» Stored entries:
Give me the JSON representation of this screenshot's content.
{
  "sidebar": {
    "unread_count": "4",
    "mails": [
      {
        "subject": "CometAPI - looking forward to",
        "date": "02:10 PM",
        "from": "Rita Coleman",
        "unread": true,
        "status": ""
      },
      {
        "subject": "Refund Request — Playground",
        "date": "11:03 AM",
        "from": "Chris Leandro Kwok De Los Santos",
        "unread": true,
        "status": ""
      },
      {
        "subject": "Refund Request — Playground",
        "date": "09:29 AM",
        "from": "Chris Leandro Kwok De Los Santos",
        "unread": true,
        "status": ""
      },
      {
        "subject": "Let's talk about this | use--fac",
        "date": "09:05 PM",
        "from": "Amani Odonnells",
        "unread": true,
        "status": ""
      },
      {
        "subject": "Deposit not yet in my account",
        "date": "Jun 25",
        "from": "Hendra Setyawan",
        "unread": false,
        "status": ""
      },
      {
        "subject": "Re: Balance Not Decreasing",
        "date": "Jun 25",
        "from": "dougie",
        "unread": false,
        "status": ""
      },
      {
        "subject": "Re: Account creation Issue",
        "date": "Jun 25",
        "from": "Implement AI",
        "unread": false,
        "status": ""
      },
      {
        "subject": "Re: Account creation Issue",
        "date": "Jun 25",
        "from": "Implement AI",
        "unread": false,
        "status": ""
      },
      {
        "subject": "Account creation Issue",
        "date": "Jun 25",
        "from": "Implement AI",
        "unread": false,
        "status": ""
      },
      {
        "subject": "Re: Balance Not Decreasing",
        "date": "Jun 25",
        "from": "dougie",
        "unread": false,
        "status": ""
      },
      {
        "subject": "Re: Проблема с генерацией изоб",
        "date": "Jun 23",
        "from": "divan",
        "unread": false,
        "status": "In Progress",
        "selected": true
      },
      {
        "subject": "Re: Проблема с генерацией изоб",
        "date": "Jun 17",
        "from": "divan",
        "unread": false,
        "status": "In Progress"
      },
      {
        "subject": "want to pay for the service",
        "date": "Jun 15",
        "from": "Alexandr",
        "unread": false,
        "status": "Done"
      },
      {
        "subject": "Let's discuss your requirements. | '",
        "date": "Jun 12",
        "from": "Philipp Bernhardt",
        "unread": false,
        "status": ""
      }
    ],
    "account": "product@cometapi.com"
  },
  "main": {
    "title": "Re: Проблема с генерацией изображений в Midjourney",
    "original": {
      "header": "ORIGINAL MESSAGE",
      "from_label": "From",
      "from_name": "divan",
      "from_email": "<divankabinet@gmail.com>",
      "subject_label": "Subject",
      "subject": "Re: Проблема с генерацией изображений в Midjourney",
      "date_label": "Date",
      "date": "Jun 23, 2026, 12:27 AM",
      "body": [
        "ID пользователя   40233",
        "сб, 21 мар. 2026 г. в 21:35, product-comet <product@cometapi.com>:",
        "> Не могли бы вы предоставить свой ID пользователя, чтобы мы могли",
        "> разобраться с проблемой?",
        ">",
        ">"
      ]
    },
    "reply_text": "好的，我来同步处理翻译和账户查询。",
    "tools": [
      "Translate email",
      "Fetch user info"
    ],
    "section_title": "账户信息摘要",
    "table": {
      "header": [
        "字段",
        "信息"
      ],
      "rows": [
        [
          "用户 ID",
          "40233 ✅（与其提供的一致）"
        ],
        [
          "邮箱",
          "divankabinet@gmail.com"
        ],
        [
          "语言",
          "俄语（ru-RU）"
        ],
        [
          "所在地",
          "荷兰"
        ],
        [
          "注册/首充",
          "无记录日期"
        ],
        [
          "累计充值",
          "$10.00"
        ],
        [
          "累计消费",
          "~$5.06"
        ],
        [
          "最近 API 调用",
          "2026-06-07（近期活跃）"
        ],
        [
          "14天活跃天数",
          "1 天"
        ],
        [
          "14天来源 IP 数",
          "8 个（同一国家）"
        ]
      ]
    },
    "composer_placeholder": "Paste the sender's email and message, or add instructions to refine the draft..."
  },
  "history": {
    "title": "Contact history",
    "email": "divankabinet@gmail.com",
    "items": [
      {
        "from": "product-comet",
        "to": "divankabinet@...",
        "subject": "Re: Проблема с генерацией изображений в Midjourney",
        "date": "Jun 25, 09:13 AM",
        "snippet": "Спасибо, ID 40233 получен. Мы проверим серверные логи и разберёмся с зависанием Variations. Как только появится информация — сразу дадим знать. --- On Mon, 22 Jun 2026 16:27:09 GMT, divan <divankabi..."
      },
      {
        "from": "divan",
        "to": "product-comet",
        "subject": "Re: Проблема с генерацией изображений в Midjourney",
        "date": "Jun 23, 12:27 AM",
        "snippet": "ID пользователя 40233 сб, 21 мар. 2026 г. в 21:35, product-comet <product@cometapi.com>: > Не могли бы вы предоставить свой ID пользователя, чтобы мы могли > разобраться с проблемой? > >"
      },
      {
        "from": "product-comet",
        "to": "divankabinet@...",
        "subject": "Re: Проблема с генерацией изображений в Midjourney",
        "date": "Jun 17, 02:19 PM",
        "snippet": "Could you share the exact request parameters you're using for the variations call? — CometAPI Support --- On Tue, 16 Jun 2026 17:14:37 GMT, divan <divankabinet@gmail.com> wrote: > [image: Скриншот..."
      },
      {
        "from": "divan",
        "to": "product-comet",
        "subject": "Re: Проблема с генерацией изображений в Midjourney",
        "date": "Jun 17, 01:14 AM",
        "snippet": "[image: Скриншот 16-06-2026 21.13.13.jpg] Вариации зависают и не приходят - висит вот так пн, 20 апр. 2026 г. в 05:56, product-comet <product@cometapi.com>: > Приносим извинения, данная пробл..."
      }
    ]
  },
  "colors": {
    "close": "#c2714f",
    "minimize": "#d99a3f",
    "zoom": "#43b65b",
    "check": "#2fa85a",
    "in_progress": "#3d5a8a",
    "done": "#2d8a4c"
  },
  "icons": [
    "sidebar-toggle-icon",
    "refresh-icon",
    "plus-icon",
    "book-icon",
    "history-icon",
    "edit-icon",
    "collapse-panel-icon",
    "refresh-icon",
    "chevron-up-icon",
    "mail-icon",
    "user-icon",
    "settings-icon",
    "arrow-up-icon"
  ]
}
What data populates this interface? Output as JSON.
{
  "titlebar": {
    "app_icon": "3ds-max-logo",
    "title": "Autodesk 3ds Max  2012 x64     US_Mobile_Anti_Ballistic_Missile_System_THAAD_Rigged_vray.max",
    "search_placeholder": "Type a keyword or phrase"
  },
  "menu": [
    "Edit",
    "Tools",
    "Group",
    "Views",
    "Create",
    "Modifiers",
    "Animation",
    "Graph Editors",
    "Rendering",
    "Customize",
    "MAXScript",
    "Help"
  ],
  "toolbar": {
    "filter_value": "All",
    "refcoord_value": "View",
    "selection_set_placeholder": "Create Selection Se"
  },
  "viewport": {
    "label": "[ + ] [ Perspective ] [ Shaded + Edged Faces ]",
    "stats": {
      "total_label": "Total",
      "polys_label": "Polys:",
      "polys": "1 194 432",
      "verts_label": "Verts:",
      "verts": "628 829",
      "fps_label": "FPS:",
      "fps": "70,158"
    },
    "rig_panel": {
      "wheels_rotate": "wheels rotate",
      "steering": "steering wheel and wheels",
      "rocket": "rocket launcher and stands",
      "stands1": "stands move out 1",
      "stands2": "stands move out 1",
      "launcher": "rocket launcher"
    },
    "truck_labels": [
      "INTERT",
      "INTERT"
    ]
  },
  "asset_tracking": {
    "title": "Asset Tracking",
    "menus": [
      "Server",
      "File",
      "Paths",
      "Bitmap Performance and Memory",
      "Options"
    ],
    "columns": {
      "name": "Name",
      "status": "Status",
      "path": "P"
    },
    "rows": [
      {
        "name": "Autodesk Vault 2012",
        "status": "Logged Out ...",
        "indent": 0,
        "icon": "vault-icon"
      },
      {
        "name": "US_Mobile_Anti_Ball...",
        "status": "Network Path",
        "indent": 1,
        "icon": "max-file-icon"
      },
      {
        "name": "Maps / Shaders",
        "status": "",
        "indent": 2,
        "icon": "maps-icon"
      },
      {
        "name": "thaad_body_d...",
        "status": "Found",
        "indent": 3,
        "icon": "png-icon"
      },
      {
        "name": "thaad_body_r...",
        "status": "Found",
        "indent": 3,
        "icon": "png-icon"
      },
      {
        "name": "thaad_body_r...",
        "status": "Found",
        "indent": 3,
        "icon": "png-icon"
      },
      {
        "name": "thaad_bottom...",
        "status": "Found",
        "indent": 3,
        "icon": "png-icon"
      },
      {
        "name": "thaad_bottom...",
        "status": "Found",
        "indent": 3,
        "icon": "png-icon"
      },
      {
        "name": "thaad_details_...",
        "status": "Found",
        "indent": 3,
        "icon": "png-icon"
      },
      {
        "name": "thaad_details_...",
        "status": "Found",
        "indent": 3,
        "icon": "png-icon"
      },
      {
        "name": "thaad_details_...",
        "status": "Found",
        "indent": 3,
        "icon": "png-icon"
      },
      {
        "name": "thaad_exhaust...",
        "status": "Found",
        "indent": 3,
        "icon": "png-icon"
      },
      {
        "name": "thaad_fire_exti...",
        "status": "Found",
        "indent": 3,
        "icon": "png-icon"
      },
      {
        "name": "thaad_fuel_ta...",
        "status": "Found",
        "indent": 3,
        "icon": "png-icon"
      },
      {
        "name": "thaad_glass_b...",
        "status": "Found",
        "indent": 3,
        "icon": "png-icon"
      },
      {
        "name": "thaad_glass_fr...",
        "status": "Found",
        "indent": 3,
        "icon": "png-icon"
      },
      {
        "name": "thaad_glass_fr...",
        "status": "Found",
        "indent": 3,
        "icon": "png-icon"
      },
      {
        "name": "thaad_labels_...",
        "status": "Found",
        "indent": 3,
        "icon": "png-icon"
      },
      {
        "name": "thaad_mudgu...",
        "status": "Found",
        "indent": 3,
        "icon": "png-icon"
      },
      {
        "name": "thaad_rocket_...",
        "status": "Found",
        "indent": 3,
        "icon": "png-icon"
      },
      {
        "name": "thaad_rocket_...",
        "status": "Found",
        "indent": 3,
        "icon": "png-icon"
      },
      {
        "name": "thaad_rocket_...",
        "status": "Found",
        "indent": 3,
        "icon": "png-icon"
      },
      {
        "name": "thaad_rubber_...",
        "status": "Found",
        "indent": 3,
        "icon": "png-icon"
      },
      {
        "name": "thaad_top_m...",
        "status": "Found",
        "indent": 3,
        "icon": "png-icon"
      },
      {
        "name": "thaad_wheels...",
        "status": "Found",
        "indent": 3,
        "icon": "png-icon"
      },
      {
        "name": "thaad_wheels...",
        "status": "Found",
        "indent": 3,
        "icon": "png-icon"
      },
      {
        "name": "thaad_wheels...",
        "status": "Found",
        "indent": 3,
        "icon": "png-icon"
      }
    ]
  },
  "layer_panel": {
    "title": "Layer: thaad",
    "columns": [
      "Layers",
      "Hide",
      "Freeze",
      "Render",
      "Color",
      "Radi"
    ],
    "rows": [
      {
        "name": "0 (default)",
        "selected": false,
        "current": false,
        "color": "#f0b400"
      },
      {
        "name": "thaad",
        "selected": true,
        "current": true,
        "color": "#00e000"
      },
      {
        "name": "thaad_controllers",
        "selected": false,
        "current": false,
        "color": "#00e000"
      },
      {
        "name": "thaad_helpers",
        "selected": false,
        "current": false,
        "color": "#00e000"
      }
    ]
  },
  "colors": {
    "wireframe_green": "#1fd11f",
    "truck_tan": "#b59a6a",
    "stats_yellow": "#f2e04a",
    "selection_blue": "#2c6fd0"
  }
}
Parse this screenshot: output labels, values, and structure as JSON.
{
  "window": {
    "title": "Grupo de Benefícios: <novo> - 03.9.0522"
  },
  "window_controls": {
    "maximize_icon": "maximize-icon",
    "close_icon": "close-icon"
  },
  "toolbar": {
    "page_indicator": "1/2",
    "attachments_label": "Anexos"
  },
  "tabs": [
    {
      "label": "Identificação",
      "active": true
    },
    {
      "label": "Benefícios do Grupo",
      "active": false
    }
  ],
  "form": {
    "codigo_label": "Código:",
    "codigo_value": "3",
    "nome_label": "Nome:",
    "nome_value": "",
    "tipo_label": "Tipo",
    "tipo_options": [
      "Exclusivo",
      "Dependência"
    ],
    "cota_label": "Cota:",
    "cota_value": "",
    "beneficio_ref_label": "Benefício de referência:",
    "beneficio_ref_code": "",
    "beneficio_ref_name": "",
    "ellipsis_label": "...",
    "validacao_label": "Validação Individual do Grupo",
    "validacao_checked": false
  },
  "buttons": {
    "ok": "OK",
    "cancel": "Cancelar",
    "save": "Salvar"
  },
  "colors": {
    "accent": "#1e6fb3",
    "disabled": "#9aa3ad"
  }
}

» Your instructions: Repeat word for word each line from the one with "Parse this screenshot: output" to the end of the records above, inclusive.

» Answer in full:
Parse this screenshot: output labels, values, and structure as JSON.
{
  "window": {
    "title": "Grupo de Benefícios: <novo> - 03.9.0522"
  },
  "window_controls": {
    "maximize_icon": "maximize-icon",
    "close_icon": "close-icon"
  },
  "toolbar": {
    "page_indicator": "1/2",
    "attachments_label": "Anexos"
  },
  "tabs": [
    {
      "label": "Identificação",
      "active": true
    },
    {
      "label": "Benefícios do Grupo",
      "active": false
    }
  ],
  "form": {
    "codigo_label": "Código:",
    "codigo_value": "3",
    "nome_label": "Nome:",
    "nome_value": "",
    "tipo_label": "Tipo",
    "tipo_options": [
      "Exclusivo",
      "Dependência"
    ],
    "cota_label": "Cota:",
    "cota_value": "",
    "beneficio_ref_label": "Benefício de referência:",
    "beneficio_ref_code": "",
    "beneficio_ref_name": "",
    "ellipsis_label": "...",
    "validacao_label": "Validação Individual do Grupo",
    "validacao_checked": false
  },
  "buttons": {
    "ok": "OK",
    "cancel": "Cancelar",
    "save": "Salvar"
  },
  "colors": {
    "accent": "#1e6fb3",
    "disabled": "#9aa3ad"
  }
}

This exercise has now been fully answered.